━━━ Entries supplied ━━━

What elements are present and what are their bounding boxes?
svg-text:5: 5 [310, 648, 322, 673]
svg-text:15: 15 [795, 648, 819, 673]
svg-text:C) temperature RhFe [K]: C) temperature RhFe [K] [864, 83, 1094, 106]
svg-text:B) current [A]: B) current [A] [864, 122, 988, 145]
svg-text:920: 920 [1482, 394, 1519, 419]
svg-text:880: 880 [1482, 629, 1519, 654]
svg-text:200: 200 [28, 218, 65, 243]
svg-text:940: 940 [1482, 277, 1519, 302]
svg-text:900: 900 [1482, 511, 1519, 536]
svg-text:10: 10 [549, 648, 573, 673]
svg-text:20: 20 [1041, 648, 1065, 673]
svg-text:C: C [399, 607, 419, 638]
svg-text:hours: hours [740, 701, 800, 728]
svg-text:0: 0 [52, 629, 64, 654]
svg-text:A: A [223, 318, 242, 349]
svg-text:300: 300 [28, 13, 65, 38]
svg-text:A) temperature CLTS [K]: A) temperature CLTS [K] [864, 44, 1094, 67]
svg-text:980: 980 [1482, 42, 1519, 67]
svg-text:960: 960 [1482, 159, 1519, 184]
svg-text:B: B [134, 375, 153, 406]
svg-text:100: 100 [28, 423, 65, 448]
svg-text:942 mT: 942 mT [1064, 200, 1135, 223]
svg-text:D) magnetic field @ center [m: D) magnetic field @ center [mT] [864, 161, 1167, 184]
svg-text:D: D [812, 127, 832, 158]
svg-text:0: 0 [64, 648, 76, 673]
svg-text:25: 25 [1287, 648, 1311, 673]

━━━

Reproduce every line of the material above word for word, with nothing changed, added, or left out.

▶ [Answer to this problem]:
What elements are present and what are their bounding boxes?
svg-text:5: 5 [310, 648, 322, 673]
svg-text:15: 15 [795, 648, 819, 673]
svg-text:C) temperature RhFe [K]: C) temperature RhFe [K] [864, 83, 1094, 106]
svg-text:B) current [A]: B) current [A] [864, 122, 988, 145]
svg-text:920: 920 [1482, 394, 1519, 419]
svg-text:880: 880 [1482, 629, 1519, 654]
svg-text:200: 200 [28, 218, 65, 243]
svg-text:940: 940 [1482, 277, 1519, 302]
svg-text:900: 900 [1482, 511, 1519, 536]
svg-text:10: 10 [549, 648, 573, 673]
svg-text:20: 20 [1041, 648, 1065, 673]
svg-text:C: C [399, 607, 419, 638]
svg-text:hours: hours [740, 701, 800, 728]
svg-text:0: 0 [52, 629, 64, 654]
svg-text:A: A [223, 318, 242, 349]
svg-text:300: 300 [28, 13, 65, 38]
svg-text:A) temperature CLTS [K]: A) temperature CLTS [K] [864, 44, 1094, 67]
svg-text:980: 980 [1482, 42, 1519, 67]
svg-text:960: 960 [1482, 159, 1519, 184]
svg-text:B: B [134, 375, 153, 406]
svg-text:100: 100 [28, 423, 65, 448]
svg-text:942 mT: 942 mT [1064, 200, 1135, 223]
svg-text:D) magnetic field @ center [m: D) magnetic field @ center [mT] [864, 161, 1167, 184]
svg-text:D: D [812, 127, 832, 158]
svg-text:0: 0 [64, 648, 76, 673]
svg-text:25: 25 [1287, 648, 1311, 673]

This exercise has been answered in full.